Transcribe the data that follows precisely, omitting nothing.

>> START Available records

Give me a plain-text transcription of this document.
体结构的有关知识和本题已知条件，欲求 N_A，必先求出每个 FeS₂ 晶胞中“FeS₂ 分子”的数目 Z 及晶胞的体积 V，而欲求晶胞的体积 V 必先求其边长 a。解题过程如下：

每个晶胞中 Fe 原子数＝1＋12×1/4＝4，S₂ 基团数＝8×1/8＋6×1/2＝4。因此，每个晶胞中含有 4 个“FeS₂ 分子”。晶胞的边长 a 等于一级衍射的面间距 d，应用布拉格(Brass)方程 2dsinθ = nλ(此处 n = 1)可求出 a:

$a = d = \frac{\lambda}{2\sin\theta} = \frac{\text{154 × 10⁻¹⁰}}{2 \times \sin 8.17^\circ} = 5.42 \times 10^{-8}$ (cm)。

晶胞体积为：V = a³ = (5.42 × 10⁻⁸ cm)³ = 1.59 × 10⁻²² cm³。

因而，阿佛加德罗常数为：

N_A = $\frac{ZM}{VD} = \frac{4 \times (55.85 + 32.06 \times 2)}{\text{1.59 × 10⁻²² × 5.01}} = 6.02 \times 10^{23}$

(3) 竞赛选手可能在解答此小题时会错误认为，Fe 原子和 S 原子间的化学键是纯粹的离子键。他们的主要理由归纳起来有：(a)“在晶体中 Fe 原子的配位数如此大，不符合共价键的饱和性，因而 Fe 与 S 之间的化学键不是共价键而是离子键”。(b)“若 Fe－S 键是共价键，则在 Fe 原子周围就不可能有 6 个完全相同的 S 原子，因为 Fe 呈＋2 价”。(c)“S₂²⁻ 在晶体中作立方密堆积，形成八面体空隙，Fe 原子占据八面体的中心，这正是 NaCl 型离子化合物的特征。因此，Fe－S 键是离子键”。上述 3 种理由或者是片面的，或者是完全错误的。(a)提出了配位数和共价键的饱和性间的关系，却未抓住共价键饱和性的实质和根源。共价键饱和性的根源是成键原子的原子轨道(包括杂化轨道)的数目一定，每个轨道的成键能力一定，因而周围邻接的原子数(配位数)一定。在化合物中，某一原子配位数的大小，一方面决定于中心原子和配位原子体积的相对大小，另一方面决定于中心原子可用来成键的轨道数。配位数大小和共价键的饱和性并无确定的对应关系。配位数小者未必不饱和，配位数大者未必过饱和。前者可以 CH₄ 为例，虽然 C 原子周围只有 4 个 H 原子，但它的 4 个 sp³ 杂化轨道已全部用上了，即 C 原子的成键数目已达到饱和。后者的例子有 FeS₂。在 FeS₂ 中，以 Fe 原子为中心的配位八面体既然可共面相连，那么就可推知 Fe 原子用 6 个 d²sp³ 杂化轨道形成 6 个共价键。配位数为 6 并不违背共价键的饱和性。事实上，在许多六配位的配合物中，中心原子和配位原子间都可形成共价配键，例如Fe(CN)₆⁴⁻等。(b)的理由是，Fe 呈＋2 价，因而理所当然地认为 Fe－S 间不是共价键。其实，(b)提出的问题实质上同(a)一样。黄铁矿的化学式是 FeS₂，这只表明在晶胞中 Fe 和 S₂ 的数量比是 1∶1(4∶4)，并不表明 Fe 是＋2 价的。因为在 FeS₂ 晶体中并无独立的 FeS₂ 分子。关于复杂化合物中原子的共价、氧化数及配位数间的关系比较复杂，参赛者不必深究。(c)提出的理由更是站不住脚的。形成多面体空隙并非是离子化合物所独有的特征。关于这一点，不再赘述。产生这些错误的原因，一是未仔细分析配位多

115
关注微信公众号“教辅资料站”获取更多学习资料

>> END Available records

## Finished exercise
Give me a plain-text transcription of this document.
体结构的有关知识和本题已知条件，欲求 N_A，必先求出每个 FeS₂ 晶胞中“FeS₂ 分子”的数目 Z 及晶胞的体积 V，而欲求晶胞的体积 V 必先求其边长 a。解题过程如下：

每个晶胞中 Fe 原子数＝1＋12×1/4＝4，S₂ 基团数＝8×1/8＋6×1/2＝4。因此，每个晶胞中含有 4 个“FeS₂ 分子”。晶胞的边长 a 等于一级衍射的面间距 d，应用布拉格(Brass)方程 2dsinθ = nλ(此处 n = 1)可求出 a:

$a = d = \frac{\lambda}{2\sin\theta} = \frac{\text{154 × 10⁻¹⁰}}{2 \times \sin 8.17^\circ} = 5.42 \times 10^{-8}$ (cm)。

晶胞体积为：V = a³ = (5.42 × 10⁻⁸ cm)³ = 1.59 × 10⁻²² cm³。

因而，阿佛加德罗常数为：

N_A = $\frac{ZM}{VD} = \frac{4 \times (55.85 + 32.06 \times 2)}{\text{1.59 × 10⁻²² × 5.01}} = 6.02 \times 10^{23}$

(3) 竞赛选手可能在解答此小题时会错误认为，Fe 原子和 S 原子间的化学键是纯粹的离子键。他们的主要理由归纳起来有：(a)“在晶体中 Fe 原子的配位数如此大，不符合共价键的饱和性，因而 Fe 与 S 之间的化学键不是共价键而是离子键”。(b)“若 Fe－S 键是共价键，则在 Fe 原子周围就不可能有 6 个完全相同的 S 原子，因为 Fe 呈＋2 价”。(c)“S₂²⁻ 在晶体中作立方密堆积，形成八面体空隙，Fe 原子占据八面体的中心，这正是 NaCl 型离子化合物的特征。因此，Fe－S 键是离子键”。上述 3 种理由或者是片面的，或者是完全错误的。(a)提出了配位数和共价键的饱和性间的关系，却未抓住共价键饱和性的实质和根源。共价键饱和性的根源是成键原子的原子轨道(包括杂化轨道)的数目一定，每个轨道的成键能力一定，因而周围邻接的原子数(配位数)一定。在化合物中，某一原子配位数的大小，一方面决定于中心原子和配位原子体积的相对大小，另一方面决定于中心原子可用来成键的轨道数。配位数大小和共价键的饱和性并无确定的对应关系。配位数小者未必不饱和，配位数大者未必过饱和。前者可以 CH₄ 为例，虽然 C 原子周围只有 4 个 H 原子，但它的 4 个 sp³ 杂化轨道已全部用上了，即 C 原子的成键数目已达到饱和。后者的例子有 FeS₂。在 FeS₂ 中，以 Fe 原子为中心的配位八面体既然可共面相连，那么就可推知 Fe 原子用 6 个 d²sp³ 杂化轨道形成 6 个共价键。配位数为 6 并不违背共价键的饱和性。事实上，在许多六配位的配合物中，中心原子和配位原子间都可形成共价配键，例如Fe(CN)₆⁴⁻等。(b)的理由是，Fe 呈＋2 价，因而理所当然地认为 Fe－S 间不是共价键。其实，(b)提出的问题实质上同(a)一样。黄铁矿的化学式是 FeS₂，这只表明在晶胞中 Fe 和 S₂ 的数量比是 1∶1(4∶4)，并不表明 Fe 是＋2 价的。因为在 FeS₂ 晶体中并无独立的 FeS₂ 分子。关于复杂化合物中原子的共价、氧化数及配位数间的关系比较复杂，参赛者不必深究。(c)提出的理由更是站不住脚的。形成多面体空隙并非是离子化合物所独有的特征。关于这一点，不再赘述。产生这些错误的原因，一是未仔细分析配位多

115
关注微信公众号“教辅资料站”获取更多学习资料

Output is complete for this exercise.